Required task: Locate the lines where "title" occurs and copy them as they stand.

Data supplied:

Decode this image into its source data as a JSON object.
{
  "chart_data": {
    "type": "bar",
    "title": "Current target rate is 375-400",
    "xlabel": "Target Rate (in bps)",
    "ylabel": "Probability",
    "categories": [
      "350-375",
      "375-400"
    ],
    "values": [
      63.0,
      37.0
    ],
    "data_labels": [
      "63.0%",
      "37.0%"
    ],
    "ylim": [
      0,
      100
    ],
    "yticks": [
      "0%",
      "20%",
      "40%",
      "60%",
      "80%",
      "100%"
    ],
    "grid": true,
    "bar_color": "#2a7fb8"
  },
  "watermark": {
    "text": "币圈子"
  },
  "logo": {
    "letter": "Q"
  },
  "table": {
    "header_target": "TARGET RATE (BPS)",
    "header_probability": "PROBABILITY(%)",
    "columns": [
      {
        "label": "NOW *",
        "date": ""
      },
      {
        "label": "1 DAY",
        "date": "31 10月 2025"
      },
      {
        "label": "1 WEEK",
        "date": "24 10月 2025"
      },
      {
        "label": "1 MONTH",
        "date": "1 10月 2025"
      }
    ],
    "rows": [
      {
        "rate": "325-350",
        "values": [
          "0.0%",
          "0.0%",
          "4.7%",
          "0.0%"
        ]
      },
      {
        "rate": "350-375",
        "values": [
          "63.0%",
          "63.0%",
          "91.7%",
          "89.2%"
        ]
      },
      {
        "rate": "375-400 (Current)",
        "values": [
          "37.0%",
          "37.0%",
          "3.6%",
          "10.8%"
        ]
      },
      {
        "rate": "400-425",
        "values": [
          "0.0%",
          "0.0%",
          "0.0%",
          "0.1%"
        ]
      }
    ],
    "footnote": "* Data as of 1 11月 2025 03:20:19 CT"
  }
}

==

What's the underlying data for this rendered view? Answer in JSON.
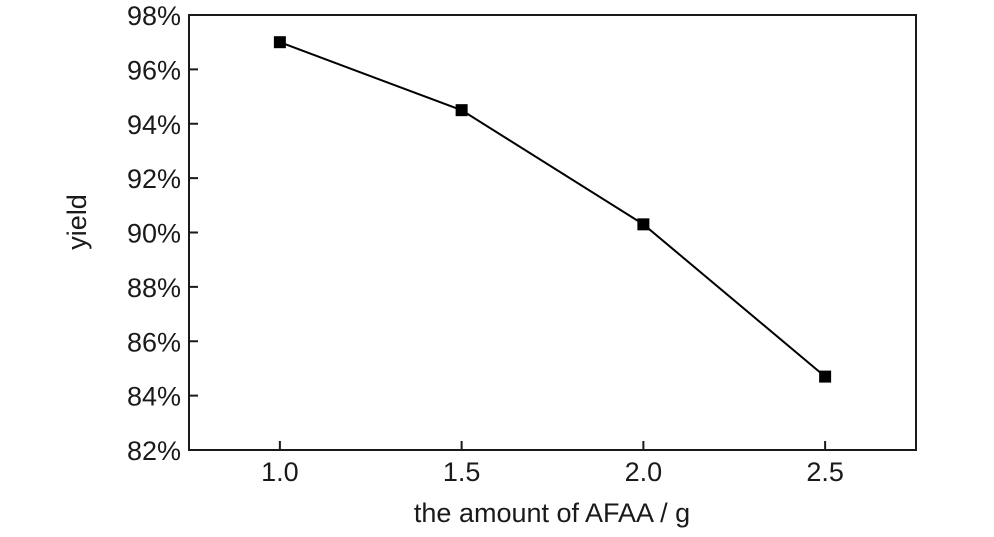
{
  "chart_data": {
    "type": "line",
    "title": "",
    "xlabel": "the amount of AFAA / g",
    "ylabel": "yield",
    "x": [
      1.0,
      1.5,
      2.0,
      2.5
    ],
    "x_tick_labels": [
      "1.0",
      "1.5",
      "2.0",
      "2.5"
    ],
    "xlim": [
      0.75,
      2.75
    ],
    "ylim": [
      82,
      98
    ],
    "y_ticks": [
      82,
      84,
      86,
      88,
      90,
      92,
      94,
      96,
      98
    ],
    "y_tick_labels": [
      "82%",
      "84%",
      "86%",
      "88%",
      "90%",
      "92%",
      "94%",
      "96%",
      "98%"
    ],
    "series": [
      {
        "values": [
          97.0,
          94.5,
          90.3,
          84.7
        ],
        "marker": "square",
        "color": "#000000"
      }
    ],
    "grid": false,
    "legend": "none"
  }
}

Response to the task:
    "title": "Current target rate is 375-400",
    "title": "",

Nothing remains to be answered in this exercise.